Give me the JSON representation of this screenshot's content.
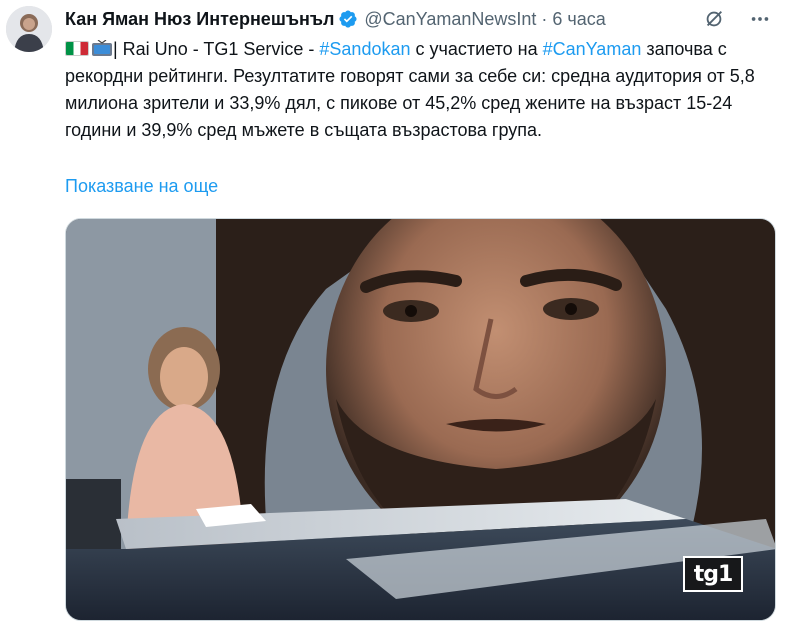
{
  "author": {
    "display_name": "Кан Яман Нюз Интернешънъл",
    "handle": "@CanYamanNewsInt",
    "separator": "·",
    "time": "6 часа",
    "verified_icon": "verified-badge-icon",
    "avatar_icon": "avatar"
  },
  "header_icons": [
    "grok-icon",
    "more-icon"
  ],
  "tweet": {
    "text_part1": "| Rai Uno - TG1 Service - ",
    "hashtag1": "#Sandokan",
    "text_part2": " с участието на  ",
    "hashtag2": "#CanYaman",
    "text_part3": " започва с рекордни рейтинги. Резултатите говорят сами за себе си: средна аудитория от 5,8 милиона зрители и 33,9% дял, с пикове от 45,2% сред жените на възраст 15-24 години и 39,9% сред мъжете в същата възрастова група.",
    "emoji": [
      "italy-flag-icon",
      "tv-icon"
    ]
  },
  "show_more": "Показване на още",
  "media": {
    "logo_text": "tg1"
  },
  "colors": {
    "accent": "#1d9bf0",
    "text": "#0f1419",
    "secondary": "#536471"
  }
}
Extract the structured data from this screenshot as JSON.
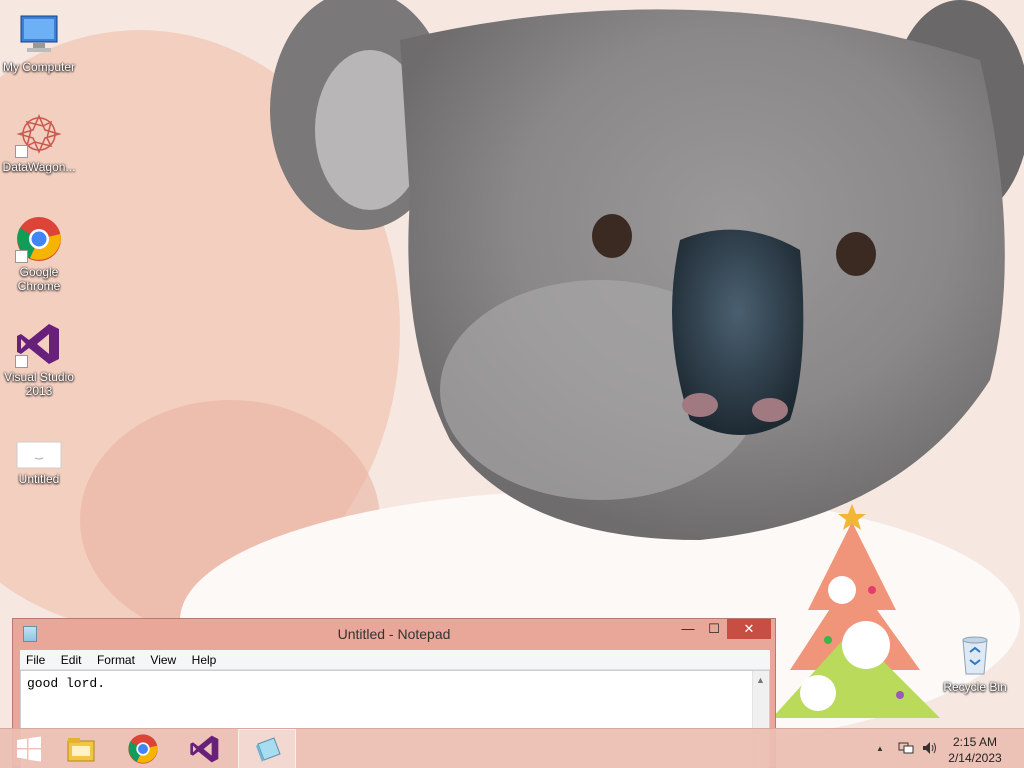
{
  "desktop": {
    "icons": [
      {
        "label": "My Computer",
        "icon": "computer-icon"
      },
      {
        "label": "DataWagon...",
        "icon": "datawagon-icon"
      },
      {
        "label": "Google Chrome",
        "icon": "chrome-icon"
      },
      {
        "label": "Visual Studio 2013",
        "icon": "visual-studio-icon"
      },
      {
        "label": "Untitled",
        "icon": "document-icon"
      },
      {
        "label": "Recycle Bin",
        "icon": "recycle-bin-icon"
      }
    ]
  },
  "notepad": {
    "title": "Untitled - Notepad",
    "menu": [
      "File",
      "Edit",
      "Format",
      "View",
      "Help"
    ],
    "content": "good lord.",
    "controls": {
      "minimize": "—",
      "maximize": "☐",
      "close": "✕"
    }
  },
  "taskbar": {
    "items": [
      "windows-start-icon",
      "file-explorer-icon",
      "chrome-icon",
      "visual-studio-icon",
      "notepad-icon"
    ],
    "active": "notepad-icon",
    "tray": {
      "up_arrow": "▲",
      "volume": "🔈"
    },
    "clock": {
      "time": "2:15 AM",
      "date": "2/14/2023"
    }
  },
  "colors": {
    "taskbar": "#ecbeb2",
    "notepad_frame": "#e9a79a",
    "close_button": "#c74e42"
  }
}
* * *
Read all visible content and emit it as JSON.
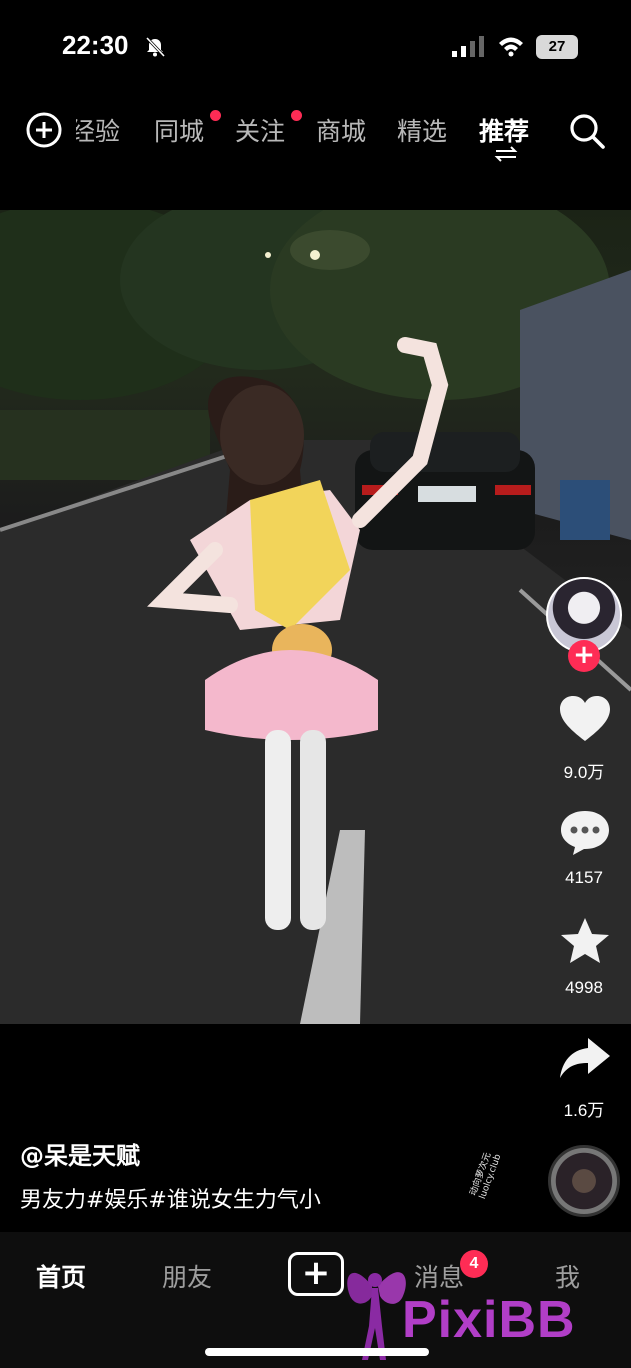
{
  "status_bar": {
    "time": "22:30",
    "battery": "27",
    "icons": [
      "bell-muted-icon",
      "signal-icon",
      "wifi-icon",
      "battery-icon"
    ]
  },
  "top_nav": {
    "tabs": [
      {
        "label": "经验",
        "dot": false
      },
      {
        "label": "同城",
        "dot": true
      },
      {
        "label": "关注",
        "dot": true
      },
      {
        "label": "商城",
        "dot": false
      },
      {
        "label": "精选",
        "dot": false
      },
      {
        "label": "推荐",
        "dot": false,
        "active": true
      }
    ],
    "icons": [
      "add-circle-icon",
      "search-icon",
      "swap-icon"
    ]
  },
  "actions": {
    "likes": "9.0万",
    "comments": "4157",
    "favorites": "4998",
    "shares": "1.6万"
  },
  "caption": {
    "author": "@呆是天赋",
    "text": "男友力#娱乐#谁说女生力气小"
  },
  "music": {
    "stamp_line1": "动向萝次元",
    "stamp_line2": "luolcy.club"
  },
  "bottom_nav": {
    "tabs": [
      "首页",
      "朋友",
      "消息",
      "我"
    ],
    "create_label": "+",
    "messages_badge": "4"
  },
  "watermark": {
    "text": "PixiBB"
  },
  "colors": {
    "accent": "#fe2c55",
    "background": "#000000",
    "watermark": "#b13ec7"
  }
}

→ Written instruction: Copy all lines from the listing that contain "this".

→ Finished answer:
Give me the JSON representation of this screenshot's content.
Extract the structured data from this screenshot as JSON.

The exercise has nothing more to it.